Some records:
[start]
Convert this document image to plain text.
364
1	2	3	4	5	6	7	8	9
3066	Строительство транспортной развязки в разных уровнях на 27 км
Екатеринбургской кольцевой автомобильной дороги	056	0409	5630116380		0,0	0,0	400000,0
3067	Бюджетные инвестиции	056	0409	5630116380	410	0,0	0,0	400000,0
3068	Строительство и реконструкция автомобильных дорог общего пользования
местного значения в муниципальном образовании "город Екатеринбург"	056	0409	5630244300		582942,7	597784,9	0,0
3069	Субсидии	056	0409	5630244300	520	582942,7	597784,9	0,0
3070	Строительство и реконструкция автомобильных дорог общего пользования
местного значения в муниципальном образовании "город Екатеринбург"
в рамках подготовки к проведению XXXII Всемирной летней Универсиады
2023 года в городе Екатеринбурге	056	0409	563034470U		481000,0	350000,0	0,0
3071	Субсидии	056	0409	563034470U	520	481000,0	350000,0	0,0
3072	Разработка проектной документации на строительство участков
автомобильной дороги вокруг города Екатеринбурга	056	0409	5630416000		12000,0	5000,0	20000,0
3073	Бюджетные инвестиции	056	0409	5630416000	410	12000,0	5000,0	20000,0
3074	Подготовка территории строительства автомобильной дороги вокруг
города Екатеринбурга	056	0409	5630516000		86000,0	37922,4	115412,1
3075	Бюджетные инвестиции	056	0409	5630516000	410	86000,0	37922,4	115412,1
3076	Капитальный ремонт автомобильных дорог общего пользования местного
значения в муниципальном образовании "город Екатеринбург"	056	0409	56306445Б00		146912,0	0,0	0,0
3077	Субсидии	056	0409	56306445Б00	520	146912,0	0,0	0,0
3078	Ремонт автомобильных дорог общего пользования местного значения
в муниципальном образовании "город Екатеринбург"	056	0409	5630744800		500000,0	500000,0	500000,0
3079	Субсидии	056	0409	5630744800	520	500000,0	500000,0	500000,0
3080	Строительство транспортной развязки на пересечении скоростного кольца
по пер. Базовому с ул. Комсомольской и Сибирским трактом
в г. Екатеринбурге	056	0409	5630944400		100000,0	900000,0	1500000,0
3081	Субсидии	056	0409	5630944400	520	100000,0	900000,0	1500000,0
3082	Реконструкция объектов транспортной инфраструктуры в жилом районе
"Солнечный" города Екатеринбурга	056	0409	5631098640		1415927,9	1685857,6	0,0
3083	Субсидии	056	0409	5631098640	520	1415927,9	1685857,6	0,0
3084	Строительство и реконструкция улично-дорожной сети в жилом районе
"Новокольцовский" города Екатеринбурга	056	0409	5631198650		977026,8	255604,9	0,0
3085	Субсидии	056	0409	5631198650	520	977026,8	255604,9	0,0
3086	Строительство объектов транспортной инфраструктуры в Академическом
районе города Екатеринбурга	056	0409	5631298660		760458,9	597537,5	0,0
[end]
All of the entries need to be reproduced exactly; please write them out.

-- Task response --
Convert this document image to plain text.
364
1	2	3	4	5	6	7	8	9
3066	Строительство транспортной развязки в разных уровнях на 27 км
Екатеринбургской кольцевой автомобильной дороги	056	0409	5630116380		0,0	0,0	400000,0
3067	Бюджетные инвестиции	056	0409	5630116380	410	0,0	0,0	400000,0
3068	Строительство и реконструкция автомобильных дорог общего пользования
местного значения в муниципальном образовании "город Екатеринбург"	056	0409	5630244300		582942,7	597784,9	0,0
3069	Субсидии	056	0409	5630244300	520	582942,7	597784,9	0,0
3070	Строительство и реконструкция автомобильных дорог общего пользования
местного значения в муниципальном образовании "город Екатеринбург"
в рамках подготовки к проведению XXXII Всемирной летней Универсиады
2023 года в городе Екатеринбурге	056	0409	563034470U		481000,0	350000,0	0,0
3071	Субсидии	056	0409	563034470U	520	481000,0	350000,0	0,0
3072	Разработка проектной документации на строительство участков
автомобильной дороги вокруг города Екатеринбурга	056	0409	5630416000		12000,0	5000,0	20000,0
3073	Бюджетные инвестиции	056	0409	5630416000	410	12000,0	5000,0	20000,0
3074	Подготовка территории строительства автомобильной дороги вокруг
города Екатеринбурга	056	0409	5630516000		86000,0	37922,4	115412,1
3075	Бюджетные инвестиции	056	0409	5630516000	410	86000,0	37922,4	115412,1
3076	Капитальный ремонт автомобильных дорог общего пользования местного
значения в муниципальном образовании "город Екатеринбург"	056	0409	56306445Б00		146912,0	0,0	0,0
3077	Субсидии	056	0409	56306445Б00	520	146912,0	0,0	0,0
3078	Ремонт автомобильных дорог общего пользования местного значения
в муниципальном образовании "город Екатеринбург"	056	0409	5630744800		500000,0	500000,0	500000,0
3079	Субсидии	056	0409	5630744800	520	500000,0	500000,0	500000,0
3080	Строительство транспортной развязки на пересечении скоростного кольца
по пер. Базовому с ул. Комсомольской и Сибирским трактом
в г. Екатеринбурге	056	0409	5630944400		100000,0	900000,0	1500000,0
3081	Субсидии	056	0409	5630944400	520	100000,0	900000,0	1500000,0
3082	Реконструкция объектов транспортной инфраструктуры в жилом районе
"Солнечный" города Екатеринбурга	056	0409	5631098640		1415927,9	1685857,6	0,0
3083	Субсидии	056	0409	5631098640	520	1415927,9	1685857,6	0,0
3084	Строительство и реконструкция улично-дорожной сети в жилом районе
"Новокольцовский" города Екатеринбурга	056	0409	5631198650		977026,8	255604,9	0,0
3085	Субсидии	056	0409	5631198650	520	977026,8	255604,9	0,0
3086	Строительство объектов транспортной инфраструктуры в Академическом
районе города Екатеринбурга	056	0409	5631298660		760458,9	597537,5	0,0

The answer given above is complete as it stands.